> _Given text_
++++++++++++++++++++

Witnesses of plaintiff did state that substantial amounts of reworking or refinishing were necessary. However, the Government offered testimony to the contrary. We are not persuaded that, in resolving these factual questions against plaintiff, Commissioner White committed error. With respect to this matter, the following quotation from Davis v. United States, 164 Ct.Cl. 612, 616 (1964), is pertinent:


In this, as in all cases in which a Commissioner has carefully weighed conflicting evidence, the burden of sustaining exceptions to the findings is far from slight. We start with the double directive that due regard must be given to the Commissioner's opportunity to judge the credibility of the witnesses and that his factual findings "will be presumed to be correct." Rule 48 [now Rule 66]. That presumption is dissipated only by a strong affirmative showing. Where, as often happens, what appears to be a sound objection to a finding is answered by an equally sound explanation in support of it, the presumption will carry the day. Where the specific testimony of witnesses, believed by the trier-of-fact, is countered only by the advocate's theoretical arguments which may or may not be correct, we must ordinarily accept the trier's evaluation. The same is true where the Commissioner has preferred one witness to an event (or set of witnesses) over another. Stronger assaults must be launched before the recommended findings can be overthrown. This is not to abdicate the court's function as the ultimate finder of the facts. In a fallible and busy world, all that can be required for the due administration of justice and the foundation of a judgment is that, when the balance is close, we rely on the appraisal of an unprejudiced trier who has followed a process which will generally bring about a correct determination.


Accord, Commerce Int'l Co. v. United States, 338 F.2d 81, 167 Ct.Cl. 529, 537 (1964). In the present case, plaintiff's arguments do not warrant a conclusion (contrary to the one reached by the commissioner) that plaintiff performed vast amounts of refinishing for which it is entitled to recover damages.


Implicit in the commissioner's report is the view asserted by defendant that plaintiff's post-July 1953 operations included normal finishing, not refinishing caused by staking errors. This view is supported by the testimony of defendant's witnesses. One persuasive factor is the apparent failure of plaintiff's personnel to register complaints during the period in question. It is reasonable to suppose that, if staking errors had caused substantial refinishing, this problem would have been made known to the Bureau's employees. Yet, with a limited exception, plaintiff has failed to show that any such difficulty was communicated to the Bureau.


There was one area (stations 750-790) regarding which the Government did accept responsibility for excessive difference between the final grade (indicated by blue-top stakes) and the subgrade. The subgrade was approximately 1½ feet below final grade, i. e., 6 inches too low. However, plaintiff was required to do only limited corrective work, since the Bureau lowered the final grade in order to make it correspond with the grade as constructed. Thus, although there were staking errors, the adjustment in grade meant that the damage to plaintiff was relatively slight.


With regard to a substantial area west of Williams Creek, the Bureau permitted an alteration which was beneficial to plaintiff. The depth of the cushion placed by plaintiff was less than the 1 foot required by the specifications. In order to compensate for the insufficient cushion and to provide for drainage, it was agreed that plaintiff would drill a ditch which went below the original design. Plaintiff was paid for drilling the ditch, and we agree with defendant that there is no basis for additional recovery by plaintiff.

++++++++++++++++++++

(Collection entries)
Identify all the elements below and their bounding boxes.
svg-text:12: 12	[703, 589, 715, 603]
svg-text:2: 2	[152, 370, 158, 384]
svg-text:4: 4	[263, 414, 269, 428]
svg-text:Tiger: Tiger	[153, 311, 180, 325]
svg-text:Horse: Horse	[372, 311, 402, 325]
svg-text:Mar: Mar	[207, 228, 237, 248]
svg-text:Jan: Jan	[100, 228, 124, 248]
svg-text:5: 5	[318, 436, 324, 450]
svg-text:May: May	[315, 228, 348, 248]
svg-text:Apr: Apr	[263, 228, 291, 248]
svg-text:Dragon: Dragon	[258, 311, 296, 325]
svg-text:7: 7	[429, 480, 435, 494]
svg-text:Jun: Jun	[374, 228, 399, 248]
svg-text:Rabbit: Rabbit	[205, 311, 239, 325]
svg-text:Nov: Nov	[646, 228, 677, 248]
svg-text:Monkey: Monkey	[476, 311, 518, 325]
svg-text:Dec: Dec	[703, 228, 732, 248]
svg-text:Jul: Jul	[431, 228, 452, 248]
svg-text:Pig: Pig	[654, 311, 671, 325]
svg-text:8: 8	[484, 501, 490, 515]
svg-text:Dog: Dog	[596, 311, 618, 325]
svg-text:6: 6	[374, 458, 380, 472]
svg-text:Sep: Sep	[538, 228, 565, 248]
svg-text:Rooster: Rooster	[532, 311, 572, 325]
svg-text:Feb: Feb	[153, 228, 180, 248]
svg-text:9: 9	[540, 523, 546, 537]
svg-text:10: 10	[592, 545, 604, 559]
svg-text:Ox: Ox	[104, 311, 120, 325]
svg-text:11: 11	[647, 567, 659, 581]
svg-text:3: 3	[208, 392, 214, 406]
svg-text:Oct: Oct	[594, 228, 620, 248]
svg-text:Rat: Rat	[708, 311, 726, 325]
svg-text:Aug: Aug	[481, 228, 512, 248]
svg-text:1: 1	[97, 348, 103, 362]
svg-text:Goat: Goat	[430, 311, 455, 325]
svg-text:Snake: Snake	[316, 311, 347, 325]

++++++++++++++++++++

> _Parts of the exercise_
- a) Rewrite the paragraph of the court opinion that begins "There was one area (stations 750-790)" as a short bulleted list that keeps its main facts.
- b) Answer these questions using the court opinion:
(i) Which case does the court quote on the burden of sustaining exceptions to a Commissioner's findings?
(ii) At stations 750-790, about how far below final grade was the subgrade?
(iii) In the area west of Williams Creek, what cushion depth did the specifications require?

> _Expected responses_
- a)
- At stations 750-790, the Government accepted responsibility for an excessive difference between the final grade, marked by blue-top stakes, and the subgrade.
- The subgrade was about 1½ feet below final grade, which was 6 inches too low.
- The Bureau lowered the final grade to match the grade as built, so the plaintiff had to do only limited corrective work.
- There were staking errors, but because of the grade adjustment the damage to the plaintiff was relatively slight.

- b)
(i) Davis v. United States, 164 Ct.Cl. 612, 616 (1964).
(ii) Approximately 1½ feet.
(iii) 1 foot.